→ **Information**:
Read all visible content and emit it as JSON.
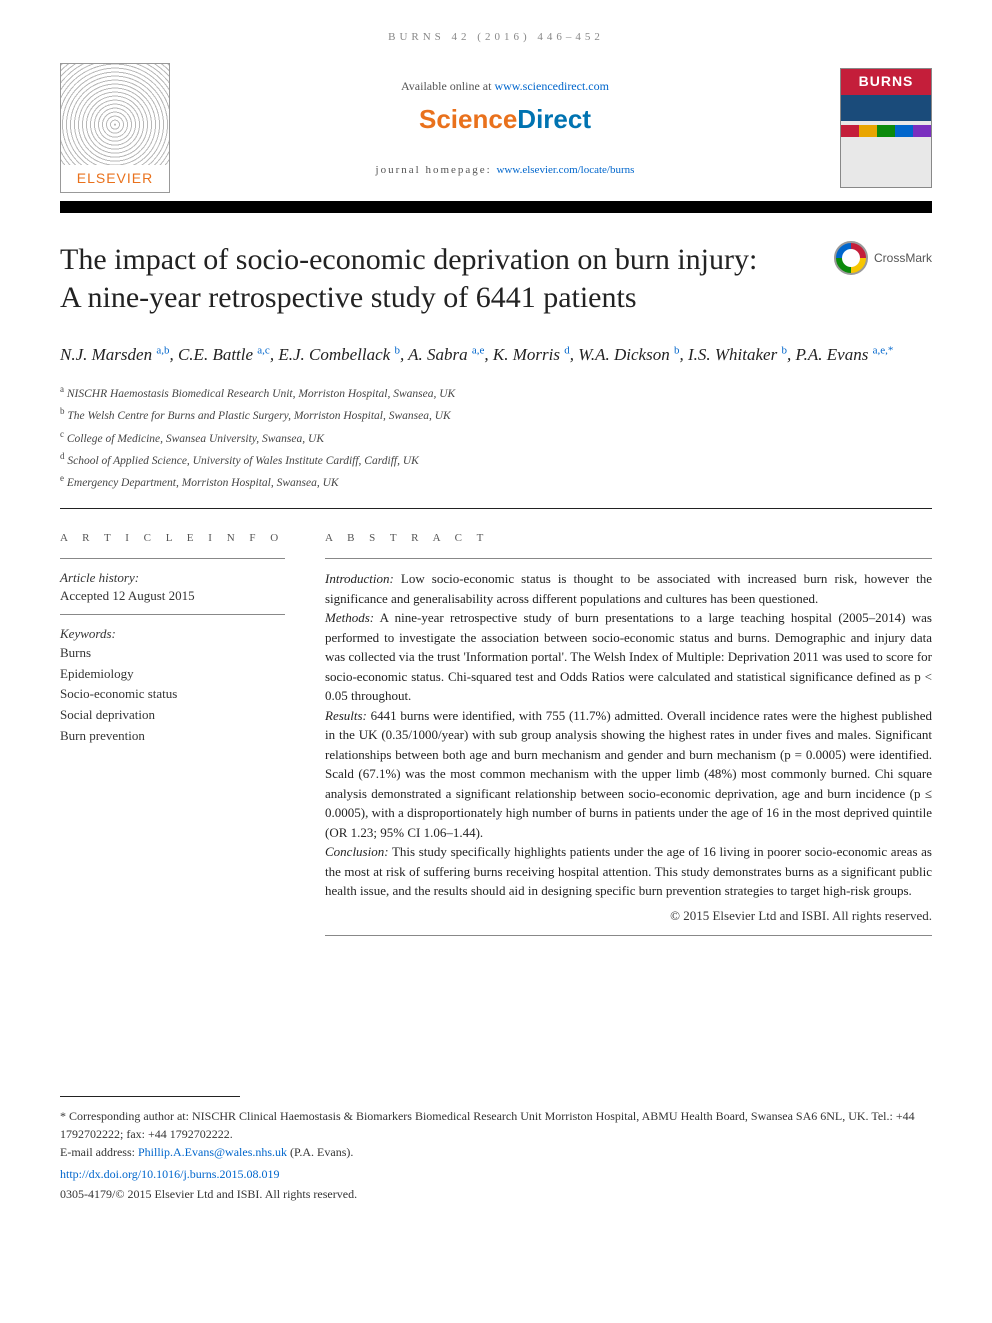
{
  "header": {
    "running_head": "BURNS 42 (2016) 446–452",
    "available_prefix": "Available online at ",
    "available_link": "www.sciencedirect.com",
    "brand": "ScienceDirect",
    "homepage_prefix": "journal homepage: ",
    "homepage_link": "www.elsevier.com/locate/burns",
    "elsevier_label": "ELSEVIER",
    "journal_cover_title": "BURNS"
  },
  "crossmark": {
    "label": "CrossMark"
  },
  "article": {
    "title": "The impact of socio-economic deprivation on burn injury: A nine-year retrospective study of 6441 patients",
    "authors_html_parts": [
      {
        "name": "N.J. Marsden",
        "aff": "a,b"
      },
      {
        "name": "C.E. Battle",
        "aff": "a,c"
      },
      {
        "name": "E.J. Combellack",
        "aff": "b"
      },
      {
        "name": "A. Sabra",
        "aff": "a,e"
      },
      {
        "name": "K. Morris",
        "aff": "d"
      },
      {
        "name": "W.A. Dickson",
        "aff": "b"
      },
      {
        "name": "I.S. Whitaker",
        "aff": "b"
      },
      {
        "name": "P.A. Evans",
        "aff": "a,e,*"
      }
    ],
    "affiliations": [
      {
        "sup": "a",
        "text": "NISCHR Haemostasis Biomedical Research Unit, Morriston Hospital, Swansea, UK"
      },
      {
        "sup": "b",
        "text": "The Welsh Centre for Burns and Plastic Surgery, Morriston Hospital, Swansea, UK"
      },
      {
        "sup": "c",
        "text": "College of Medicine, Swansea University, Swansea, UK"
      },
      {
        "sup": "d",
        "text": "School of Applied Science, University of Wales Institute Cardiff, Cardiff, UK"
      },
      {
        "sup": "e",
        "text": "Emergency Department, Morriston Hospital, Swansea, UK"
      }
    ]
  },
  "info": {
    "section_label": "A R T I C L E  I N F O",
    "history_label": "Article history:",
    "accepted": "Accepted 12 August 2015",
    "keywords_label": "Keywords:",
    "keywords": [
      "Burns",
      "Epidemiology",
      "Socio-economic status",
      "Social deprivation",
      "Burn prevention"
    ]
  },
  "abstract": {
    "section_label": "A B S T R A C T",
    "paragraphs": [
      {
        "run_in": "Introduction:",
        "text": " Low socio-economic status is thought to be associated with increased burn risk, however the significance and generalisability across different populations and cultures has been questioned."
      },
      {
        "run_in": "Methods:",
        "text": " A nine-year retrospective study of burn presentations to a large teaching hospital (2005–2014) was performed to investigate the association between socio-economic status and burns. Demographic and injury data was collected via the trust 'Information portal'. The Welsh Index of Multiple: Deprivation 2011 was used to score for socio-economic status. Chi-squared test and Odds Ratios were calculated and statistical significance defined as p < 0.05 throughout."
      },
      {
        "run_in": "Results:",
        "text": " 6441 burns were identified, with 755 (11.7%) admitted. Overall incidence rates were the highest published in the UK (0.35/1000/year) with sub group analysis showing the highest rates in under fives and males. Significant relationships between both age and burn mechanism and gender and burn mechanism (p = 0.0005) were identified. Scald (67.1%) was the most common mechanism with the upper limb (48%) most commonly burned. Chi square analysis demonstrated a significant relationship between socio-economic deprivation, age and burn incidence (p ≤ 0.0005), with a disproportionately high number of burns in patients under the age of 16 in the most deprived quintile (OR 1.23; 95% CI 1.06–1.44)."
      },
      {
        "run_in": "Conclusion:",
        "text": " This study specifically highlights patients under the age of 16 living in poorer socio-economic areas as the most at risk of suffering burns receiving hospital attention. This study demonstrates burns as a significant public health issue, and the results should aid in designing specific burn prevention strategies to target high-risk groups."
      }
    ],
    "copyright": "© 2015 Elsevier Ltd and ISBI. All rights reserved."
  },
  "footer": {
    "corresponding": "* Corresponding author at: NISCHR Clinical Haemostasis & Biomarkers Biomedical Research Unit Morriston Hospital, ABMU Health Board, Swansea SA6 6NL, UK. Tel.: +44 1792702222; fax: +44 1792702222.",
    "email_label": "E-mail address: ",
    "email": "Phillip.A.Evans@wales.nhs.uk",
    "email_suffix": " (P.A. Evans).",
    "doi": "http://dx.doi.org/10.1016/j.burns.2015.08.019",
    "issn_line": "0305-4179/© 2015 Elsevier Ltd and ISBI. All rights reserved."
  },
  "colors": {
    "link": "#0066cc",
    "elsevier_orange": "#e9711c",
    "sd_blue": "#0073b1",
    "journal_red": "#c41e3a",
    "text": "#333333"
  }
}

→ **About this exercise**: Nothing but a number is wanted here: please count the lines in the entries above that include the word "name".

→ **Solution**: 8